**REQUEST:** Look through the records below, and copy out every line that holds the string "SDTVAR".

**DATA EXCERPTS:**
■ ■ ■ ■

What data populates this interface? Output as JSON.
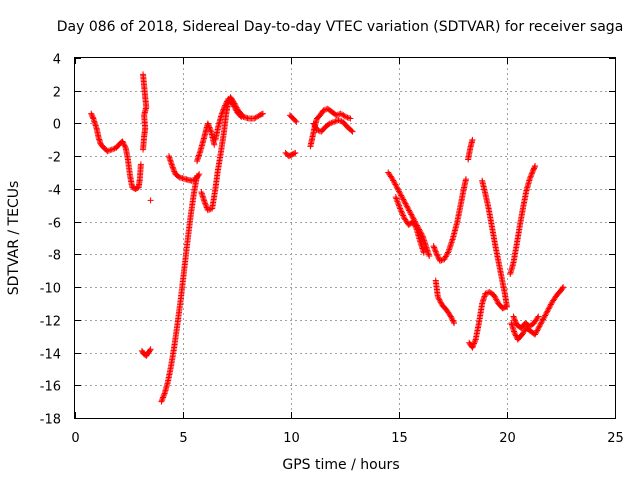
{
  "chart_data": {
    "type": "scatter",
    "title": "Day 086 of 2018, Sidereal Day-to-day VTEC variation (SDTVAR) for receiver saga",
    "xlabel": "GPS time / hours",
    "ylabel": "SDTVAR / TECUs",
    "xlim": [
      0,
      25
    ],
    "ylim": [
      -18,
      4
    ],
    "xticks": [
      0,
      5,
      10,
      15,
      20,
      25
    ],
    "yticks": [
      4,
      2,
      0,
      -2,
      -4,
      -6,
      -8,
      -10,
      -12,
      -14,
      -16,
      -18
    ],
    "grid": true,
    "marker": "+",
    "color": "#ff0000",
    "series": [
      {
        "segments": [
          [
            [
              0.75,
              0.6
            ],
            [
              0.85,
              0.3
            ],
            [
              1.0,
              -0.3
            ],
            [
              1.1,
              -0.9
            ],
            [
              1.2,
              -1.3
            ],
            [
              1.35,
              -1.5
            ],
            [
              1.5,
              -1.7
            ],
            [
              1.7,
              -1.6
            ],
            [
              1.9,
              -1.5
            ],
            [
              2.1,
              -1.2
            ],
            [
              2.2,
              -1.1
            ],
            [
              2.35,
              -1.5
            ],
            [
              2.45,
              -2.2
            ],
            [
              2.55,
              -3.2
            ],
            [
              2.65,
              -3.9
            ],
            [
              2.8,
              -4.0
            ],
            [
              2.95,
              -3.9
            ],
            [
              3.0,
              -3.4
            ],
            [
              3.05,
              -2.5
            ]
          ],
          [
            [
              3.15,
              3.0
            ],
            [
              3.2,
              2.3
            ],
            [
              3.25,
              1.6
            ],
            [
              3.3,
              1.0
            ],
            [
              3.2,
              0.5
            ],
            [
              3.25,
              -0.3
            ],
            [
              3.2,
              -0.8
            ],
            [
              3.15,
              -1.6
            ]
          ],
          [
            [
              3.5,
              -4.7
            ]
          ],
          [
            [
              3.1,
              -13.9
            ],
            [
              3.2,
              -14.1
            ],
            [
              3.3,
              -14.2
            ],
            [
              3.4,
              -14.0
            ],
            [
              3.5,
              -13.8
            ]
          ],
          [
            [
              4.0,
              -17.0
            ],
            [
              4.15,
              -16.5
            ],
            [
              4.3,
              -15.8
            ],
            [
              4.45,
              -14.8
            ],
            [
              4.6,
              -13.6
            ],
            [
              4.75,
              -12.2
            ],
            [
              4.9,
              -10.7
            ],
            [
              5.05,
              -9.0
            ],
            [
              5.2,
              -7.3
            ],
            [
              5.35,
              -5.7
            ],
            [
              5.5,
              -4.3
            ],
            [
              5.65,
              -3.2
            ]
          ],
          [
            [
              4.35,
              -2.0
            ],
            [
              4.5,
              -2.6
            ],
            [
              4.65,
              -3.1
            ],
            [
              4.85,
              -3.3
            ],
            [
              5.1,
              -3.4
            ],
            [
              5.4,
              -3.5
            ],
            [
              5.6,
              -3.4
            ],
            [
              5.75,
              -3.1
            ]
          ],
          [
            [
              5.65,
              -2.3
            ],
            [
              5.8,
              -1.7
            ],
            [
              5.95,
              -1.0
            ],
            [
              6.05,
              -0.5
            ],
            [
              6.15,
              0.0
            ],
            [
              6.3,
              -0.5
            ],
            [
              6.45,
              -1.3
            ]
          ],
          [
            [
              5.85,
              -4.2
            ],
            [
              6.0,
              -4.8
            ],
            [
              6.15,
              -5.3
            ],
            [
              6.35,
              -5.2
            ],
            [
              6.5,
              -4.0
            ],
            [
              6.6,
              -3.0
            ],
            [
              6.75,
              -1.8
            ],
            [
              6.9,
              -0.5
            ],
            [
              7.0,
              0.6
            ],
            [
              7.1,
              1.3
            ],
            [
              7.2,
              1.6
            ],
            [
              7.35,
              1.3
            ],
            [
              7.55,
              0.8
            ],
            [
              7.8,
              0.4
            ],
            [
              8.05,
              0.3
            ],
            [
              8.3,
              0.3
            ],
            [
              8.55,
              0.5
            ],
            [
              8.7,
              0.6
            ]
          ],
          [
            [
              6.5,
              -1.0
            ],
            [
              6.65,
              -0.1
            ],
            [
              6.8,
              0.6
            ],
            [
              6.95,
              1.1
            ],
            [
              7.1,
              1.5
            ],
            [
              7.3,
              1.2
            ],
            [
              7.5,
              0.7
            ],
            [
              7.7,
              0.4
            ]
          ],
          [
            [
              9.75,
              -1.8
            ],
            [
              9.9,
              -2.0
            ],
            [
              10.05,
              -1.9
            ],
            [
              10.2,
              -1.8
            ]
          ],
          [
            [
              9.95,
              0.5
            ],
            [
              10.1,
              0.3
            ],
            [
              10.25,
              0.1
            ]
          ],
          [
            [
              10.9,
              -1.4
            ],
            [
              11.0,
              -0.8
            ],
            [
              11.1,
              -0.2
            ],
            [
              11.2,
              0.3
            ],
            [
              11.35,
              0.5
            ],
            [
              11.5,
              0.8
            ],
            [
              11.7,
              0.9
            ],
            [
              11.9,
              0.7
            ],
            [
              12.1,
              0.5
            ],
            [
              12.3,
              0.6
            ],
            [
              12.55,
              0.4
            ],
            [
              12.75,
              0.3
            ]
          ],
          [
            [
              11.05,
              0.0
            ],
            [
              11.2,
              -0.4
            ],
            [
              11.4,
              -0.5
            ],
            [
              11.6,
              -0.2
            ],
            [
              11.8,
              0.0
            ],
            [
              12.0,
              0.1
            ],
            [
              12.2,
              0.2
            ],
            [
              12.4,
              0.1
            ],
            [
              12.6,
              -0.2
            ],
            [
              12.85,
              -0.5
            ]
          ],
          [
            [
              14.5,
              -3.0
            ],
            [
              14.7,
              -3.4
            ],
            [
              14.9,
              -3.9
            ],
            [
              15.1,
              -4.4
            ],
            [
              15.3,
              -4.9
            ],
            [
              15.5,
              -5.4
            ],
            [
              15.7,
              -5.9
            ],
            [
              15.9,
              -6.4
            ],
            [
              16.1,
              -6.9
            ],
            [
              16.25,
              -7.5
            ],
            [
              16.4,
              -8.1
            ]
          ],
          [
            [
              14.85,
              -4.5
            ],
            [
              15.05,
              -5.2
            ],
            [
              15.25,
              -5.8
            ],
            [
              15.45,
              -6.2
            ],
            [
              15.65,
              -6.0
            ],
            [
              15.8,
              -6.4
            ],
            [
              16.0,
              -7.3
            ],
            [
              16.15,
              -7.9
            ]
          ],
          [
            [
              16.6,
              -7.5
            ],
            [
              16.75,
              -8.0
            ],
            [
              16.9,
              -8.4
            ],
            [
              17.1,
              -8.3
            ],
            [
              17.3,
              -7.8
            ],
            [
              17.5,
              -7.0
            ],
            [
              17.7,
              -6.0
            ],
            [
              17.85,
              -5.0
            ],
            [
              18.0,
              -4.0
            ],
            [
              18.1,
              -3.4
            ]
          ],
          [
            [
              16.7,
              -9.6
            ],
            [
              16.8,
              -10.6
            ],
            [
              17.0,
              -11.1
            ],
            [
              17.2,
              -11.4
            ],
            [
              17.4,
              -11.8
            ],
            [
              17.55,
              -12.2
            ]
          ],
          [
            [
              18.2,
              -2.2
            ],
            [
              18.3,
              -1.5
            ],
            [
              18.4,
              -1.0
            ]
          ],
          [
            [
              18.25,
              -13.4
            ],
            [
              18.4,
              -13.7
            ],
            [
              18.55,
              -13.2
            ],
            [
              18.7,
              -12.2
            ],
            [
              18.85,
              -11.0
            ],
            [
              19.0,
              -10.4
            ],
            [
              19.2,
              -10.3
            ],
            [
              19.4,
              -10.5
            ],
            [
              19.6,
              -11.0
            ],
            [
              19.8,
              -11.3
            ],
            [
              19.95,
              -11.2
            ]
          ],
          [
            [
              18.85,
              -3.5
            ],
            [
              19.0,
              -4.3
            ],
            [
              19.15,
              -5.2
            ],
            [
              19.3,
              -6.3
            ],
            [
              19.45,
              -7.4
            ],
            [
              19.6,
              -8.4
            ],
            [
              19.75,
              -9.4
            ],
            [
              19.9,
              -10.4
            ],
            [
              20.0,
              -11.2
            ]
          ],
          [
            [
              20.15,
              -9.2
            ],
            [
              20.3,
              -8.5
            ],
            [
              20.45,
              -7.4
            ],
            [
              20.6,
              -6.2
            ],
            [
              20.75,
              -5.1
            ],
            [
              20.9,
              -4.1
            ],
            [
              21.05,
              -3.4
            ],
            [
              21.2,
              -2.9
            ],
            [
              21.3,
              -2.6
            ]
          ],
          [
            [
              20.2,
              -12.2
            ],
            [
              20.35,
              -12.8
            ],
            [
              20.5,
              -13.2
            ],
            [
              20.7,
              -12.9
            ],
            [
              20.9,
              -12.5
            ],
            [
              21.1,
              -12.7
            ],
            [
              21.3,
              -12.9
            ],
            [
              21.5,
              -12.4
            ],
            [
              21.7,
              -11.9
            ],
            [
              21.9,
              -11.4
            ],
            [
              22.1,
              -10.9
            ],
            [
              22.3,
              -10.5
            ],
            [
              22.5,
              -10.2
            ],
            [
              22.6,
              -10.0
            ]
          ],
          [
            [
              20.3,
              -11.8
            ],
            [
              20.45,
              -12.3
            ],
            [
              20.65,
              -12.5
            ],
            [
              20.85,
              -12.2
            ],
            [
              21.05,
              -12.4
            ],
            [
              21.25,
              -12.2
            ],
            [
              21.45,
              -11.8
            ]
          ]
        ]
      }
    ]
  }
}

■ ■ ■ ■

**TASK RESULT:**
    "title": "Day 086 of 2018, Sidereal Day-to-day VTEC variation (SDTVAR) for receiver saga",
    "ylabel": "SDTVAR / TECUs",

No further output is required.